::: Reading passage :::

Prof. Harold Marcuse
Dept. of History
University of California
Santa Barbara, CA 93106
Tel: (805) 893-2635
marcuse@history.ucsb.edu

Paper for the Upper Great Lakes Consortium for European Studies Conference,
Minneapolis, 21 Feb. 1997; (I also presented during week 6 of this 1999 Consortium graduate seminar)
Section: "German Sites of Memory" [only introductory pages; uploaded 5/20/97]
please do not cite without notifying the author

Former Concentration Camps and the Politics of Identity in West Germany, 1945-1995

Theoretical and Historical Background

The terms memory and identity have become standard fare in much recent historical writing. One recent anthology calls them "two of the most frequently used terms in contemporary public and private discourse."[1] However, there is a substantial imbalance in the theoretical exploration of the two terms. While a substantial body of work examines the concept of memory, especially in contrast to "history," "identity" tends to be mentioned, but not analyzed.[2] To name just two examples for the interest in memory: Pierre Nora's Lieux de memoire project in France,[3] and the international and interdisciplinary interest in the writings of French sociologist Maurice Halbwachs on collective memory.[4]

This imbalance is all the more striking when we realize the heavy interdependence of the two concepts: on the one hand the temporal and spatial continuity expressed by "identity" derives from the preservation of aspects of the past in the present and future implied by "memory," while on the other hand the selection of certain aspects of the past for preservation in memory is determined by the identity of the individual or group which is recollecting that past. In fact, in popular discourse, the terms are often used interchangeably, as in the recent West German "Historians' Debate" about the role in contemporary politics of recollecting the Nazi past.[5] In that publicly aired discussion among historians, representations of Germany's history were often taken to be the primary factor shaping a unitary national conception of self.

:::

_Problem set_:
1: In the paper on former concentration camps in West Germany, whose writings on collective memory have drawn international and interdisciplinary interest?
2: Carry on the paper on former concentration camps in West Germany from its last sentence.

::: Data shown :::

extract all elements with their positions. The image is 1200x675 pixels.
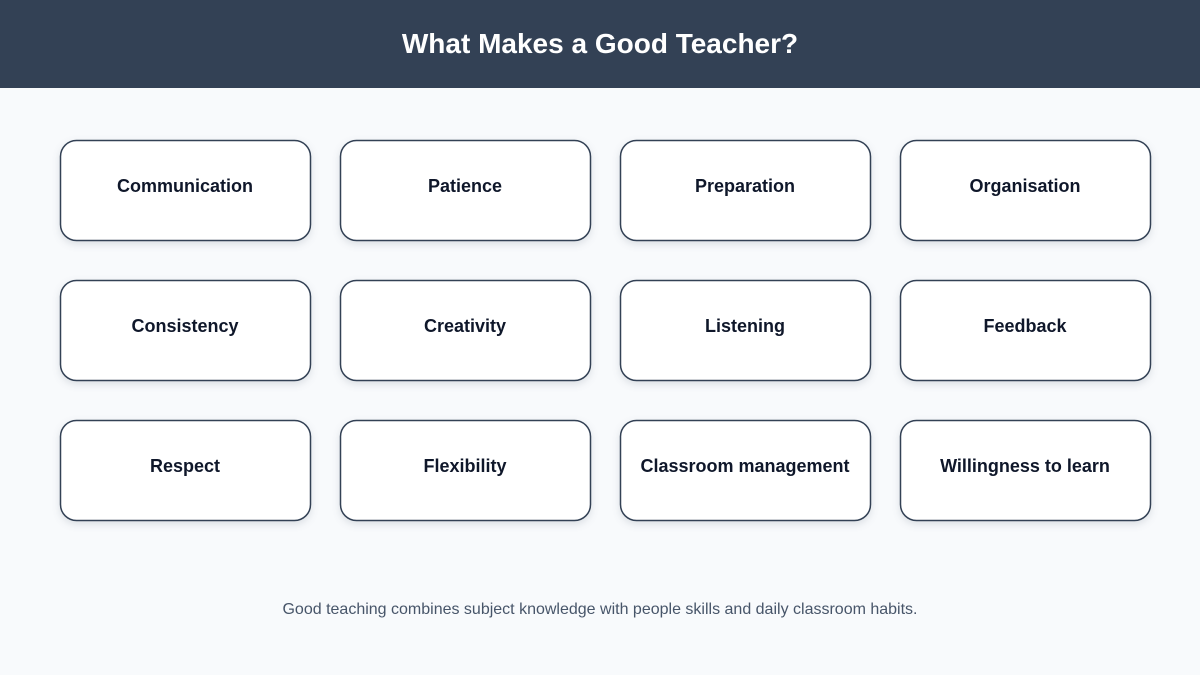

:::

_Expected responses_:
1: Those of the French sociologist Maurice Halbwachs.

2:
Before delving into an analysis of the role of memories of concentration camps in German identity politics, I would like to focus briefly on the term identity. Its present usage to describe a given individual or group's awareness of its unity and characteristic features became common in psychoanalytic discourse in the aftermath of World War II. The term was popularized by the work of Erik Erikson (1902-1994), a German emigré who had closely studied Freudian psychology. Erikson emphasized that identity forms in a dialectical interaction between individuals and their communal culture.[6] He described identity formation as a process of assimilation of the broader culture into (preexisting) individual identities. In his formulation, there is also extensive overlap between identity and memory: you are what you have experienced of your cultural environment. Recent biopsychological research confirms that both memories and identities constantly evolve as physical and social environments change.[7]

In the 1970s there was a resurgence of interest in the utility of the concept of identity in educational and sociological theory.[8] Jürgen Habermas's discussion of the evolution of social identities offers a conceptual framework within which the role of history and memory in identity development can be explored. Habermas began by examining the socialization process in which personal identity develops; he was especially interested in comparing it to the development of moral consciousness.[9] Although he began to examine the relationship between individual and collective identity in the early 1970s (in an essay entitled "Can complex societies develop a rational identity?,"[10] his later work focused more on theories of individual moral development.[11]

However, as his interventions in the aforementioned Historians' Debate show, his assumption of the applicability of theories of individual identity development to social identity underlies much of his subsequent political essayism.[12-missing] In my examination of the role of former concentration camps in West German social identity, I find his categories of pre-conventional, conventional, and post-conventional identity highly illuminating. In fact, although I cannot develop the argument fully in this context, I think that the identity of (West) German society has developed from a preconventional form in the Nazi and immediate postwar years, to a conventional stage in the 1960s, and is now, in the 1990s, showing many postconventional traits.

[see the table of these moral categories at the bottom of this May 1997 presentation,
and these scans from Habermas's book that I discussed in a lecture course]


  1. See John Gillis, "Memory and Identity: The History of a Relationship," in: idem (ed.), Commemorations: The Politics of National Identity (Princeton: Princeton University, 1994), 3-24, 3. The papers in this volume resulted from a 1990 conference on "Public Memory and Collective Identity."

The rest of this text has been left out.